[Given exercise]:
Extract the full set of records, then give each one again exactly.

---- Information provided

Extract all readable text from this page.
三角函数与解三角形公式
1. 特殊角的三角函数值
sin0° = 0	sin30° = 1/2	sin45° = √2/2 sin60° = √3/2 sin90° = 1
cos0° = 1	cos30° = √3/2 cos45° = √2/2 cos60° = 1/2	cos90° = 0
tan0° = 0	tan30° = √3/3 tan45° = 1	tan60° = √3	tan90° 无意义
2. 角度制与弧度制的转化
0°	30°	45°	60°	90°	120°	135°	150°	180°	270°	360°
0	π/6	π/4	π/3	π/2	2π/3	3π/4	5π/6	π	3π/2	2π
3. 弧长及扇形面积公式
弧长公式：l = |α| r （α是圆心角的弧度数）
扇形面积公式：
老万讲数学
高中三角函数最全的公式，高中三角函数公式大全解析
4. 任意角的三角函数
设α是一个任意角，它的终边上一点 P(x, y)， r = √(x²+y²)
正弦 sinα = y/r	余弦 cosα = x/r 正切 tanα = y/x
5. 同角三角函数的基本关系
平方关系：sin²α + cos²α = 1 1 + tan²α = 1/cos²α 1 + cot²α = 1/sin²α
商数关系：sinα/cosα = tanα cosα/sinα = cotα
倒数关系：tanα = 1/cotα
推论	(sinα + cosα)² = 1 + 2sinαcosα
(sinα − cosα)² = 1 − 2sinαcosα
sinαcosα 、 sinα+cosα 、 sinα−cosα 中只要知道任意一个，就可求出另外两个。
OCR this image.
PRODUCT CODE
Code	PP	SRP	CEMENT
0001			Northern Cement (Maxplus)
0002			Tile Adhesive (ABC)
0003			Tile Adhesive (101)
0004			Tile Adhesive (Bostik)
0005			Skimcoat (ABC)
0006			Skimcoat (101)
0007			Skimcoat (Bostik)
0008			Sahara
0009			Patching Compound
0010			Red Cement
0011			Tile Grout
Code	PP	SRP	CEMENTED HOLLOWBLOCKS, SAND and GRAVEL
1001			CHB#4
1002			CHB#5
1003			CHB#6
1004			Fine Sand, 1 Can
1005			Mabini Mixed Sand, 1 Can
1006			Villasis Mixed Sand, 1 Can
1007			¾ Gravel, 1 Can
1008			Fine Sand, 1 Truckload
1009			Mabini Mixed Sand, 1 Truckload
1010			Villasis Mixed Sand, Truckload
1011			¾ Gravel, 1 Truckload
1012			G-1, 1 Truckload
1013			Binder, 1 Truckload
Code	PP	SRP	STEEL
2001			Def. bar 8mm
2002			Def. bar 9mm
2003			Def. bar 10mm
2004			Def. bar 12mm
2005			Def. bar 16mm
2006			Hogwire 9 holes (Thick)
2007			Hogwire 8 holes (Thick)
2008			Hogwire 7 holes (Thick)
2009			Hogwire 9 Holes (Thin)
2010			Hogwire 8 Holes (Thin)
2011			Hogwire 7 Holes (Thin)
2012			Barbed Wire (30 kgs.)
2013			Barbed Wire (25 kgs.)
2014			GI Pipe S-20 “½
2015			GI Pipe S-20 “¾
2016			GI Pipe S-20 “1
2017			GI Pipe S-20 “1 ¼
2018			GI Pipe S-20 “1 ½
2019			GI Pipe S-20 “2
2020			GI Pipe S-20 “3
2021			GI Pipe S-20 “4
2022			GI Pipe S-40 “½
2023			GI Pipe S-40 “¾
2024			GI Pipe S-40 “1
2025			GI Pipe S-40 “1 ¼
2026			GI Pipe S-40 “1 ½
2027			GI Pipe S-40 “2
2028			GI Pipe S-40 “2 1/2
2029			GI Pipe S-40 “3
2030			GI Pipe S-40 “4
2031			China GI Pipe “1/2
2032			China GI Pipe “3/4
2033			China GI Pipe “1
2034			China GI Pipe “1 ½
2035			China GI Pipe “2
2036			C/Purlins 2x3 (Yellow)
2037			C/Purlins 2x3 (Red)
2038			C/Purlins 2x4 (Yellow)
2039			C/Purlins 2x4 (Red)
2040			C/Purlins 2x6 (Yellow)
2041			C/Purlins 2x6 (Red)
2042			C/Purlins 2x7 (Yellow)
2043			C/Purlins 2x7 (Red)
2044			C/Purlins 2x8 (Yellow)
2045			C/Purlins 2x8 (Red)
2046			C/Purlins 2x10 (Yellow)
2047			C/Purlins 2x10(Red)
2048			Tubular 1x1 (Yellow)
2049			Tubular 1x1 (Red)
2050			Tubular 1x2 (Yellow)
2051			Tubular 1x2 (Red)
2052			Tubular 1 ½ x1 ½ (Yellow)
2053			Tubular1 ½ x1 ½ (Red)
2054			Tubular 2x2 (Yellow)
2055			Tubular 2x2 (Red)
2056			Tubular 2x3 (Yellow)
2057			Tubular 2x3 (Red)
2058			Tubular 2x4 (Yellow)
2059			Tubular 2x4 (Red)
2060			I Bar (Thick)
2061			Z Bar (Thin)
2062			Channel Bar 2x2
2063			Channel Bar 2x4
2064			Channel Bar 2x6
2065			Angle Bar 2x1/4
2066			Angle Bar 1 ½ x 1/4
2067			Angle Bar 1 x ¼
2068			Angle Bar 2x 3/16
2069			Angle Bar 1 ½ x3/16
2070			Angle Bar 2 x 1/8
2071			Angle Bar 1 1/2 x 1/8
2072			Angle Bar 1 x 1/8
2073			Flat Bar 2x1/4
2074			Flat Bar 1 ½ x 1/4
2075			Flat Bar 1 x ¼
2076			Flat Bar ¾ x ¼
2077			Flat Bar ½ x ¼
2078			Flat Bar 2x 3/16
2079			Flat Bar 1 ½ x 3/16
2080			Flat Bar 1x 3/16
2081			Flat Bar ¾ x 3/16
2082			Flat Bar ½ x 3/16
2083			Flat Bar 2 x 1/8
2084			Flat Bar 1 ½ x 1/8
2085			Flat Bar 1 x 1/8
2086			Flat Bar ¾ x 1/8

--------

[Output below]:
Extract all readable text from this page.
三角函数与解三角形公式
1. 特殊角的三角函数值
sin0° = 0	sin30° = 1/2	sin45° = √2/2 sin60° = √3/2 sin90° = 1
cos0° = 1	cos30° = √3/2 cos45° = √2/2 cos60° = 1/2	cos90° = 0
tan0° = 0	tan30° = √3/3 tan45° = 1	tan60° = √3	tan90° 无意义
2. 角度制与弧度制的转化
0°	30°	45°	60°	90°	120°	135°	150°	180°	270°	360°
0	π/6	π/4	π/3	π/2	2π/3	3π/4	5π/6	π	3π/2	2π
3. 弧长及扇形面积公式
弧长公式：l = |α| r （α是圆心角的弧度数）
扇形面积公式：
老万讲数学
高中三角函数最全的公式，高中三角函数公式大全解析
4. 任意角的三角函数
设α是一个任意角，它的终边上一点 P(x, y)， r = √(x²+y²)
正弦 sinα = y/r	余弦 cosα = x/r 正切 tanα = y/x
5. 同角三角函数的基本关系
平方关系：sin²α + cos²α = 1 1 + tan²α = 1/cos²α 1 + cot²α = 1/sin²α
商数关系：sinα/cosα = tanα cosα/sinα = cotα
倒数关系：tanα = 1/cotα
推论	(sinα + cosα)² = 1 + 2sinαcosα
(sinα − cosα)² = 1 − 2sinαcosα
sinαcosα 、 sinα+cosα 、 sinα−cosα 中只要知道任意一个，就可求出另外两个。
OCR this image.
PRODUCT CODE
Code	PP	SRP	CEMENT
0001			Northern Cement (Maxplus)
0002			Tile Adhesive (ABC)
0003			Tile Adhesive (101)
0004			Tile Adhesive (Bostik)
0005			Skimcoat (ABC)
0006			Skimcoat (101)
0007			Skimcoat (Bostik)
0008			Sahara
0009			Patching Compound
0010			Red Cement
0011			Tile Grout
Code	PP	SRP	CEMENTED HOLLOWBLOCKS, SAND and GRAVEL
1001			CHB#4
1002			CHB#5
1003			CHB#6
1004			Fine Sand, 1 Can
1005			Mabini Mixed Sand, 1 Can
1006			Villasis Mixed Sand, 1 Can
1007			¾ Gravel, 1 Can
1008			Fine Sand, 1 Truckload
1009			Mabini Mixed Sand, 1 Truckload
1010			Villasis Mixed Sand, Truckload
1011			¾ Gravel, 1 Truckload
1012			G-1, 1 Truckload
1013			Binder, 1 Truckload
Code	PP	SRP	STEEL
2001			Def. bar 8mm
2002			Def. bar 9mm
2003			Def. bar 10mm
2004			Def. bar 12mm
2005			Def. bar 16mm
2006			Hogwire 9 holes (Thick)
2007			Hogwire 8 holes (Thick)
2008			Hogwire 7 holes (Thick)
2009			Hogwire 9 Holes (Thin)
2010			Hogwire 8 Holes (Thin)
2011			Hogwire 7 Holes (Thin)
2012			Barbed Wire (30 kgs.)
2013			Barbed Wire (25 kgs.)
2014			GI Pipe S-20 “½
2015			GI Pipe S-20 “¾
2016			GI Pipe S-20 “1
2017			GI Pipe S-20 “1 ¼
2018			GI Pipe S-20 “1 ½
2019			GI Pipe S-20 “2
2020			GI Pipe S-20 “3
2021			GI Pipe S-20 “4
2022			GI Pipe S-40 “½
2023			GI Pipe S-40 “¾
2024			GI Pipe S-40 “1
2025			GI Pipe S-40 “1 ¼
2026			GI Pipe S-40 “1 ½
2027			GI Pipe S-40 “2
2028			GI Pipe S-40 “2 1/2
2029			GI Pipe S-40 “3
2030			GI Pipe S-40 “4
2031			China GI Pipe “1/2
2032			China GI Pipe “3/4
2033			China GI Pipe “1
2034			China GI Pipe “1 ½
2035			China GI Pipe “2
2036			C/Purlins 2x3 (Yellow)
2037			C/Purlins 2x3 (Red)
2038			C/Purlins 2x4 (Yellow)
2039			C/Purlins 2x4 (Red)
2040			C/Purlins 2x6 (Yellow)
2041			C/Purlins 2x6 (Red)
2042			C/Purlins 2x7 (Yellow)
2043			C/Purlins 2x7 (Red)
2044			C/Purlins 2x8 (Yellow)
2045			C/Purlins 2x8 (Red)
2046			C/Purlins 2x10 (Yellow)
2047			C/Purlins 2x10(Red)
2048			Tubular 1x1 (Yellow)
2049			Tubular 1x1 (Red)
2050			Tubular 1x2 (Yellow)
2051			Tubular 1x2 (Red)
2052			Tubular 1 ½ x1 ½ (Yellow)
2053			Tubular1 ½ x1 ½ (Red)
2054			Tubular 2x2 (Yellow)
2055			Tubular 2x2 (Red)
2056			Tubular 2x3 (Yellow)
2057			Tubular 2x3 (Red)
2058			Tubular 2x4 (Yellow)
2059			Tubular 2x4 (Red)
2060			I Bar (Thick)
2061			Z Bar (Thin)
2062			Channel Bar 2x2
2063			Channel Bar 2x4
2064			Channel Bar 2x6
2065			Angle Bar 2x1/4
2066			Angle Bar 1 ½ x 1/4
2067			Angle Bar 1 x ¼
2068			Angle Bar 2x 3/16
2069			Angle Bar 1 ½ x3/16
2070			Angle Bar 2 x 1/8
2071			Angle Bar 1 1/2 x 1/8
2072			Angle Bar 1 x 1/8
2073			Flat Bar 2x1/4
2074			Flat Bar 1 ½ x 1/4
2075			Flat Bar 1 x ¼
2076			Flat Bar ¾ x ¼
2077			Flat Bar ½ x ¼
2078			Flat Bar 2x 3/16
2079			Flat Bar 1 ½ x 3/16
2080			Flat Bar 1x 3/16
2081			Flat Bar ¾ x 3/16
2082			Flat Bar ½ x 3/16
2083			Flat Bar 2 x 1/8
2084			Flat Bar 1 ½ x 1/8
2085			Flat Bar 1 x 1/8
2086			Flat Bar ¾ x 1/8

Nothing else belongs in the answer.